- [Task brief] Write out the records word for word, with no pictures.

-- Start of Supplied data --

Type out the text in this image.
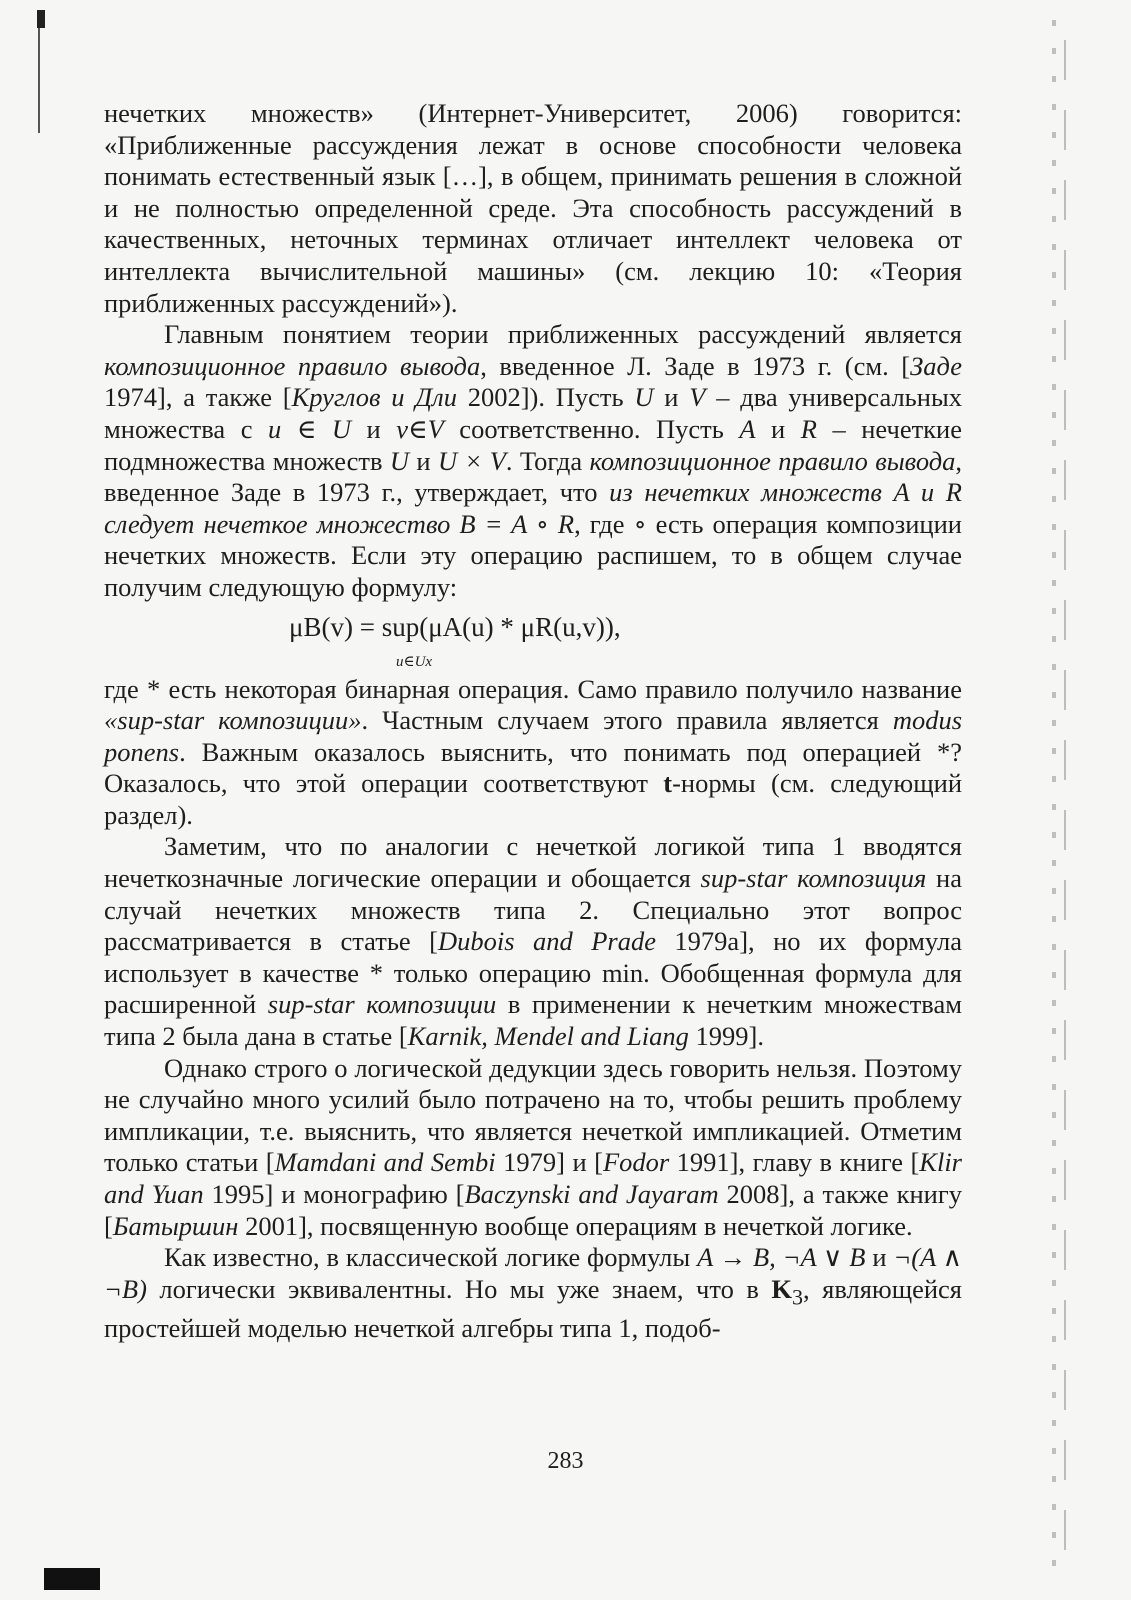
нечетких множеств» (Интернет-Университет, 2006) говорится: «Приближенные рассуждения лежат в основе способности человека понимать естественный язык […], в общем, принимать решения в сложной и не полностью определенной среде. Эта способность рассуждений в качественных, неточных терминах отличает интеллект человека от интеллекта вычислительной машины» (см. лекцию 10: «Теория приближенных рассуждений»).

Главным понятием теории приближенных рассуждений является композиционное правило вывода, введенное Л. Заде в 1973 г. (см. [Заде 1974], а также [Круглов и Дли 2002]). Пусть U и V – два универсальных множества с u ∈ U и v∈V соответственно. Пусть A и R – нечеткие подмножества множеств U и U × V. Тогда композиционное правило вывода, введенное Заде в 1973 г., утверждает, что из нечетких множеств A и R следует нечеткое множество B = A ∘ R, где ∘ есть операция композиции нечетких множеств. Если эту операцию распишем, то в общем случае получим следующую формулу:

μB(v) = sup(μA(u) * μR(u,v)),
u∈Ux

где * есть некоторая бинарная операция. Само правило получило название «sup-star композиции». Частным случаем этого правила является modus ponens. Важным оказалось выяснить, что понимать под операцией *? Оказалось, что этой операции соответствуют t-нормы (см. следующий раздел).

Заметим, что по аналогии с нечеткой логикой типа 1 вводятся нечеткозначные логические операции и обощается sup-star композиция на случай нечетких множеств типа 2. Специально этот вопрос рассматривается в статье [Dubois and Prade 1979a], но их формула использует в качестве * только операцию min. Обобщенная формула для расширенной sup-star композиции в применении к нечетким множествам типа 2 была дана в статье [Karnik, Mendel and Liang 1999].

Однако строго о логической дедукции здесь говорить нельзя. Поэтому не случайно много усилий было потрачено на то, чтобы решить проблему импликации, т.е. выяснить, что является нечеткой импликацией. Отметим только статьи [Mamdani and Sembi 1979] и [Fodor 1991], главу в книге [Klir and Yuan 1995] и монографию [Baczynski and Jayaram 2008], а также книгу [Батыршин 2001], посвященную вообще операциям в нечеткой логике.

Как известно, в классической логике формулы A → B, ¬A ∨ B и ¬(A ∧ ¬B) логически эквивалентны. Но мы уже знаем, что в $K_3$, являющейся простейшей моделью нечеткой алгебры типа 1, подоб-

283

-- End of Supplied data --

- [Solution for this problem]
Type out the text in this image.
нечетких множеств» (Интернет-Университет, 2006) говорится: «Приближенные рассуждения лежат в основе способности человека понимать естественный язык […], в общем, принимать решения в сложной и не полностью определенной среде. Эта способность рассуждений в качественных, неточных терминах отличает интеллект человека от интеллекта вычислительной машины» (см. лекцию 10: «Теория приближенных рассуждений»).

Главным понятием теории приближенных рассуждений является композиционное правило вывода, введенное Л. Заде в 1973 г. (см. [Заде 1974], а также [Круглов и Дли 2002]). Пусть U и V – два универсальных множества с u ∈ U и v∈V соответственно. Пусть A и R – нечеткие подмножества множеств U и U × V. Тогда композиционное правило вывода, введенное Заде в 1973 г., утверждает, что из нечетких множеств A и R следует нечеткое множество B = A ∘ R, где ∘ есть операция композиции нечетких множеств. Если эту операцию распишем, то в общем случае получим следующую формулу:

μB(v) = sup(μA(u) * μR(u,v)),
u∈Ux

где * есть некоторая бинарная операция. Само правило получило название «sup-star композиции». Частным случаем этого правила является modus ponens. Важным оказалось выяснить, что понимать под операцией *? Оказалось, что этой операции соответствуют t-нормы (см. следующий раздел).

Заметим, что по аналогии с нечеткой логикой типа 1 вводятся нечеткозначные логические операции и обощается sup-star композиция на случай нечетких множеств типа 2. Специально этот вопрос рассматривается в статье [Dubois and Prade 1979a], но их формула использует в качестве * только операцию min. Обобщенная формула для расширенной sup-star композиции в применении к нечетким множествам типа 2 была дана в статье [Karnik, Mendel and Liang 1999].

Однако строго о логической дедукции здесь говорить нельзя. Поэтому не случайно много усилий было потрачено на то, чтобы решить проблему импликации, т.е. выяснить, что является нечеткой импликацией. Отметим только статьи [Mamdani and Sembi 1979] и [Fodor 1991], главу в книге [Klir and Yuan 1995] и монографию [Baczynski and Jayaram 2008], а также книгу [Батыршин 2001], посвященную вообще операциям в нечеткой логике.

Как известно, в классической логике формулы A → B, ¬A ∨ B и ¬(A ∧ ¬B) логически эквивалентны. Но мы уже знаем, что в $K_3$, являющейся простейшей моделью нечеткой алгебры типа 1, подоб-

283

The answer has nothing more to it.